* [DESCRIPTION OF THE TASK]:
Identify the lines containing the word "Calendar". Copy each one.

* [DATASET EXCERPTS]:
**********
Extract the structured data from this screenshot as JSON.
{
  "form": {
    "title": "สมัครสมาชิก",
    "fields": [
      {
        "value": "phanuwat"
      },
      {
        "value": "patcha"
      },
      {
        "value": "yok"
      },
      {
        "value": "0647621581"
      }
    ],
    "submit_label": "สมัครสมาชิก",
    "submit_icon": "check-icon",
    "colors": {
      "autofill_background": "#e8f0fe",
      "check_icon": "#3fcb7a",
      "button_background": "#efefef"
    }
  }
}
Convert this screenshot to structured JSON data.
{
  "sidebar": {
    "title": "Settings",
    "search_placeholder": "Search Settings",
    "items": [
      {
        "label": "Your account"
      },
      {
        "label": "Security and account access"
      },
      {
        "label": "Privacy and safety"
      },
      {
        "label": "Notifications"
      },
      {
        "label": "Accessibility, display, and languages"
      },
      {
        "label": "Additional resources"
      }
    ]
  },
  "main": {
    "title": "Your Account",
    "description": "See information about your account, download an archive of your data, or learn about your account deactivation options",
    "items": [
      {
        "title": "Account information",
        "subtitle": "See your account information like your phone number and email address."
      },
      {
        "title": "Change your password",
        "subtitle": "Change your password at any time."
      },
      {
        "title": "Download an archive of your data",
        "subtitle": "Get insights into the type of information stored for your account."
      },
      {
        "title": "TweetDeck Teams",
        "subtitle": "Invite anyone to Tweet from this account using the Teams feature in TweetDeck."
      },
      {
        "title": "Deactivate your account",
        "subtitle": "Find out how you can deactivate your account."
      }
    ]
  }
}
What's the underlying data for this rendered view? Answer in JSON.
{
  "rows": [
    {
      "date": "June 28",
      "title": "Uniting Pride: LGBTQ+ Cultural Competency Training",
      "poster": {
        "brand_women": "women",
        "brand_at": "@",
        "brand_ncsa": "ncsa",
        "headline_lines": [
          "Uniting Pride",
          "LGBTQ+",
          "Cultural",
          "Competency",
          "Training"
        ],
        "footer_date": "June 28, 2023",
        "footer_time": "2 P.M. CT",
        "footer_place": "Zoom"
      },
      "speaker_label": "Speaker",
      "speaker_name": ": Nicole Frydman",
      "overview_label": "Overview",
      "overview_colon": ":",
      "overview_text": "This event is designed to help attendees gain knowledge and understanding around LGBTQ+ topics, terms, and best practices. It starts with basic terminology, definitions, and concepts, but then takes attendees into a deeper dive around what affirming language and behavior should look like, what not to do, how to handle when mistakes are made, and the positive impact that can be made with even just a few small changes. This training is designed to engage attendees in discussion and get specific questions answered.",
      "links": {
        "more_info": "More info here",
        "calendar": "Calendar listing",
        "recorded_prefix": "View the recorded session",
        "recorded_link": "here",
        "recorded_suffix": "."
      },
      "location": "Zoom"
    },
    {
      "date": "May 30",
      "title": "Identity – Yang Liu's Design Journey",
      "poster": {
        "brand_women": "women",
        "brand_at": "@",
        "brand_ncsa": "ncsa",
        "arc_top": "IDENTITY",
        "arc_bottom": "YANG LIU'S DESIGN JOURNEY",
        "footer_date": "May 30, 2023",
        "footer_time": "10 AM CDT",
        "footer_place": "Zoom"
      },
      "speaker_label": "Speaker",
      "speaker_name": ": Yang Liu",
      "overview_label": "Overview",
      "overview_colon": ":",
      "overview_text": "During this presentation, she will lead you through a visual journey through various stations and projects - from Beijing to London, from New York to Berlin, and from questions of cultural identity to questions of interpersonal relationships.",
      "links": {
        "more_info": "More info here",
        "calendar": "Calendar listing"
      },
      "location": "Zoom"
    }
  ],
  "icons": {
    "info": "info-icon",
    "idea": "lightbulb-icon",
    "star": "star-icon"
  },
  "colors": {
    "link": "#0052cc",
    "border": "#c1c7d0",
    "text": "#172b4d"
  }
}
**********
* [OUTPUT FOR THIS EXERCISE]:
        "calendar": "Calendar listing",
        "calendar": "Calendar listing"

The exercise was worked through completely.